• [Instruction] Omit images. Retype all entries verbatim.

(Recorded data)
++++++
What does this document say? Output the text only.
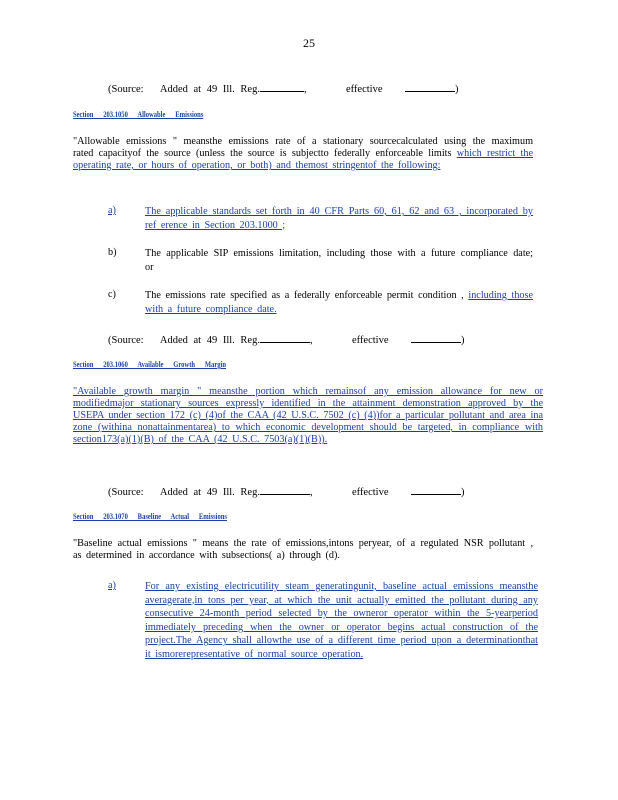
25
(Source: Added at 49 Ill. Reg.	,       effective	)
Section 203.1050 Allowable Emissions
"Allowable emissions " meansthe emissions rate of a stationary sourcecalculated using the maximum rated capacityof the source (unless the source is subjectto federally enforceable limits which restrict the operating rate, or hours of operation, or both) and themost stringentof the following:
a)	The applicable standards set forth in 40 CFR Parts 60, 61, 62 and 63 , incorporated by ref erence in Section 203.1000 ;
b)	The applicable SIP emissions limitation, including those with a future compliance date; or
c)	The emissions rate specified as a federally enforceable permit condition , including those with a future compliance date.
(Source: Added at 49 Ill. Reg.	,       effective	)
Section 203.1060 Available Growth Margin
"Available growth margin " meansthe portion which remainsof any emission allowance for new or modifiedmajor stationary sources expressly identified in the attainment demonstration approved by the USEPA under section 172 (c) (4)of the CAA (42 U.S.C. 7502 (c) (4))for a particular pollutant and area ina zone (withina nonattainmentarea) to which economic development should be targeted, in compliance with section173(a)(1)(B) of the CAA (42 U.S.C. 7503(a)(1)(B)).
(Source: Added at 49 Ill. Reg.	,       effective	)
Section 203.1070 Baseline Actual Emissions
"Baseline actual emissions " means the rate of emissions,intons peryear, of a regulated NSR pollutant , as determined in accordance with subsections( a) through (d).
a)	For any existing electricutility steam generatingunit, baseline actual emissions meansthe averagerate,in tons per year, at which the unit actually emitted the pollutant during any consecutive 24-month period selected by the owneror operator within the 5-yearperiod immediately preceding when the owner or operator begins actual construction of the project.The Agency shall allowthe use of a different time period upon a determinationthat it ismorerepresentative of normal source operation.
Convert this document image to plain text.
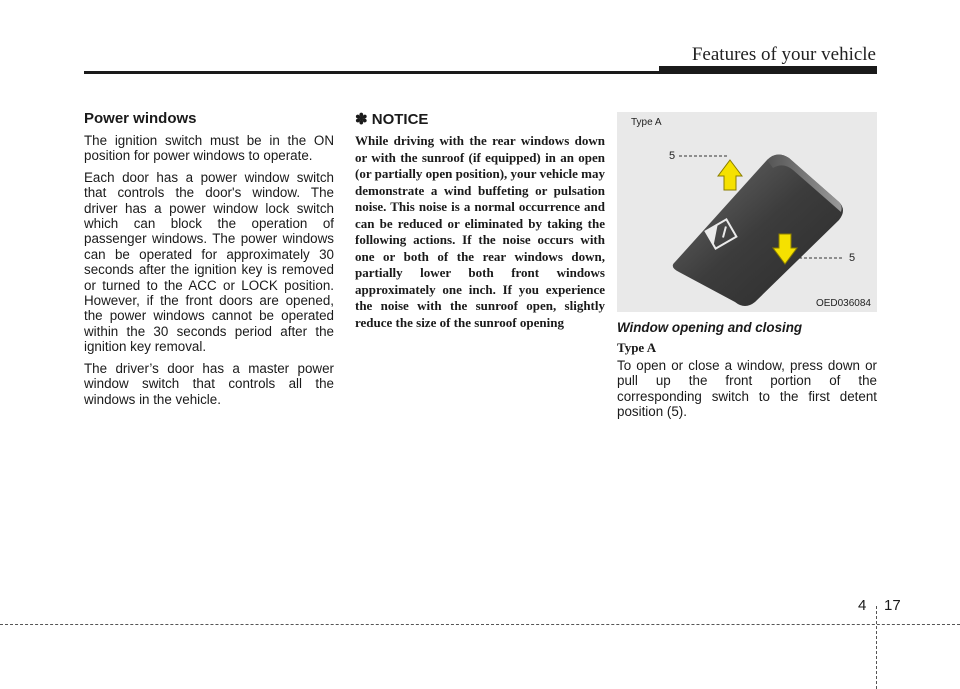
Features of your vehicle
Power windows

The ignition switch must be in the ON position for power windows to operate.

Each door has a power window switch that controls the door's window. The driver has a power window lock switch which can block the operation of passenger windows. The power windows can be operated for approximately 30 seconds after the ignition key is removed or turned to the ACC or LOCK position. However, if the front doors are opened, the power windows cannot be operated within the 30 seconds period after the ignition key removal.

The driver’s door has a master power window switch that controls all the windows in the vehicle.

✽ NOTICE

While driving with the rear windows down or with the sunroof (if equipped) in an open (or partially open position), your vehicle may demonstrate a wind buffeting or pulsation noise. This noise is a normal occurrence and can be reduced or eliminated by taking the following actions. If the noise occurs with one or both of the rear windows down, partially lower both front windows approximately one inch. If you experience the noise with the sunroof open, slightly reduce the size of the sunroof opening

Type A
5
5
OED036084
Window opening and closing
Type A

To open or close a window, press down or pull up the front portion of the corresponding switch to the first detent position (5).

4 17
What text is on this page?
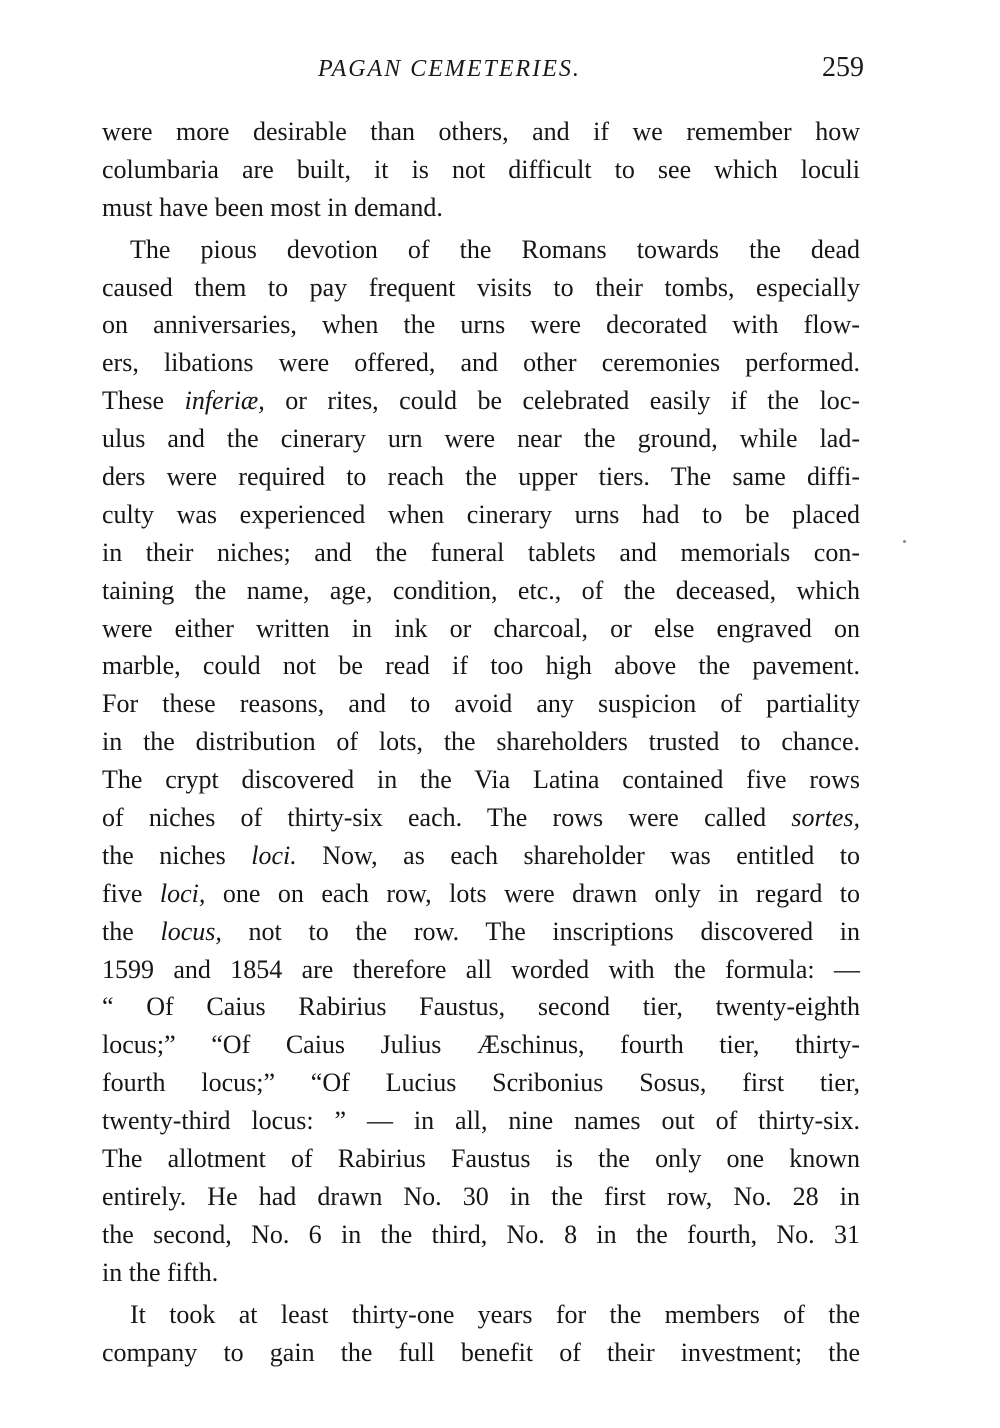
PAGAN CEMETERIES.	259
were more desirable than others, and if we remember how
columbaria are built, it is not difficult to see which loculi
must have been most in demand.
The pious devotion of the Romans towards the dead
caused them to pay frequent visits to their tombs, especially
on anniversaries, when the urns were decorated with flow-
ers, libations were offered, and other ceremonies performed.
These inferiæ, or rites, could be celebrated easily if the loc-
ulus and the cinerary urn were near the ground, while lad-
ders were required to reach the upper tiers. The same diffi-
culty was experienced when cinerary urns had to be placed
in their niches; and the funeral tablets and memorials con-
taining the name, age, condition, etc., of the deceased, which
were either written in ink or charcoal, or else engraved on
marble, could not be read if too high above the pavement.
For these reasons, and to avoid any suspicion of partiality
in the distribution of lots, the shareholders trusted to chance.
The crypt discovered in the Via Latina contained five rows
of niches of thirty-six each. The rows were called sortes,
the niches loci. Now, as each shareholder was entitled to
five loci, one on each row, lots were drawn only in regard to
the locus, not to the row. The inscriptions discovered in
1599 and 1854 are therefore all worded with the formula: —
“ Of Caius Rabirius Faustus, second tier, twenty-eighth
locus;” “Of Caius Julius Æschinus, fourth tier, thirty-
fourth locus;” “Of Lucius Scribonius Sosus, first tier,
twenty-third locus: ” — in all, nine names out of thirty-six.
The allotment of Rabirius Faustus is the only one known
entirely. He had drawn No. 30 in the first row, No. 28 in
the second, No. 6 in the third, No. 8 in the fourth, No. 31
in the fifth.
It took at least thirty-one years for the members of the
company to gain the full benefit of their investment; the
++++++
• [Answer for this exercise]
What does this document say? Output the text only.
25
(Source: Added at 49 Ill. Reg.	,       effective	)
Section 203.1050 Allowable Emissions
"Allowable emissions " meansthe emissions rate of a stationary sourcecalculated using the maximum rated capacityof the source (unless the source is subjectto federally enforceable limits which restrict the operating rate, or hours of operation, or both) and themost stringentof the following:
a)	The applicable standards set forth in 40 CFR Parts 60, 61, 62 and 63 , incorporated by ref erence in Section 203.1000 ;
b)	The applicable SIP emissions limitation, including those with a future compliance date; or
c)	The emissions rate specified as a federally enforceable permit condition , including those with a future compliance date.
(Source: Added at 49 Ill. Reg.	,       effective	)
Section 203.1060 Available Growth Margin
"Available growth margin " meansthe portion which remainsof any emission allowance for new or modifiedmajor stationary sources expressly identified in the attainment demonstration approved by the USEPA under section 172 (c) (4)of the CAA (42 U.S.C. 7502 (c) (4))for a particular pollutant and area ina zone (withina nonattainmentarea) to which economic development should be targeted, in compliance with section173(a)(1)(B) of the CAA (42 U.S.C. 7503(a)(1)(B)).
(Source: Added at 49 Ill. Reg.	,       effective	)
Section 203.1070 Baseline Actual Emissions
"Baseline actual emissions " means the rate of emissions,intons peryear, of a regulated NSR pollutant , as determined in accordance with subsections( a) through (d).
a)	For any existing electricutility steam generatingunit, baseline actual emissions meansthe averagerate,in tons per year, at which the unit actually emitted the pollutant during any consecutive 24-month period selected by the owneror operator within the 5-yearperiod immediately preceding when the owner or operator begins actual construction of the project.The Agency shall allowthe use of a different time period upon a determinationthat it ismorerepresentative of normal source operation.
Convert this document image to plain text.
Features of your vehicle
Power windows

The ignition switch must be in the ON position for power windows to operate.

Each door has a power window switch that controls the door's window. The driver has a power window lock switch which can block the operation of passenger windows. The power windows can be operated for approximately 30 seconds after the ignition key is removed or turned to the ACC or LOCK position. However, if the front doors are opened, the power windows cannot be operated within the 30 seconds period after the ignition key removal.

The driver’s door has a master power window switch that controls all the windows in the vehicle.

✽ NOTICE

While driving with the rear windows down or with the sunroof (if equipped) in an open (or partially open position), your vehicle may demonstrate a wind buffeting or pulsation noise. This noise is a normal occurrence and can be reduced or eliminated by taking the following actions. If the noise occurs with one or both of the rear windows down, partially lower both front windows approximately one inch. If you experience the noise with the sunroof open, slightly reduce the size of the sunroof opening

Type A
5
5
OED036084
Window opening and closing
Type A

To open or close a window, press down or pull up the front portion of the corresponding switch to the first detent position (5).

4 17
What text is on this page?
PAGAN CEMETERIES.	259
were more desirable than others, and if we remember how
columbaria are built, it is not difficult to see which loculi
must have been most in demand.
The pious devotion of the Romans towards the dead
caused them to pay frequent visits to their tombs, especially
on anniversaries, when the urns were decorated with flow-
ers, libations were offered, and other ceremonies performed.
These inferiæ, or rites, could be celebrated easily if the loc-
ulus and the cinerary urn were near the ground, while lad-
ders were required to reach the upper tiers. The same diffi-
culty was experienced when cinerary urns had to be placed
in their niches; and the funeral tablets and memorials con-
taining the name, age, condition, etc., of the deceased, which
were either written in ink or charcoal, or else engraved on
marble, could not be read if too high above the pavement.
For these reasons, and to avoid any suspicion of partiality
in the distribution of lots, the shareholders trusted to chance.
The crypt discovered in the Via Latina contained five rows
of niches of thirty-six each. The rows were called sortes,
the niches loci. Now, as each shareholder was entitled to
five loci, one on each row, lots were drawn only in regard to
the locus, not to the row. The inscriptions discovered in
1599 and 1854 are therefore all worded with the formula: —
“ Of Caius Rabirius Faustus, second tier, twenty-eighth
locus;” “Of Caius Julius Æschinus, fourth tier, thirty-
fourth locus;” “Of Lucius Scribonius Sosus, first tier,
twenty-third locus: ” — in all, nine names out of thirty-six.
The allotment of Rabirius Faustus is the only one known
entirely. He had drawn No. 30 in the first row, No. 28 in
the second, No. 6 in the third, No. 8 in the fourth, No. 31
in the fifth.
It took at least thirty-one years for the members of the
company to gain the full benefit of their investment; the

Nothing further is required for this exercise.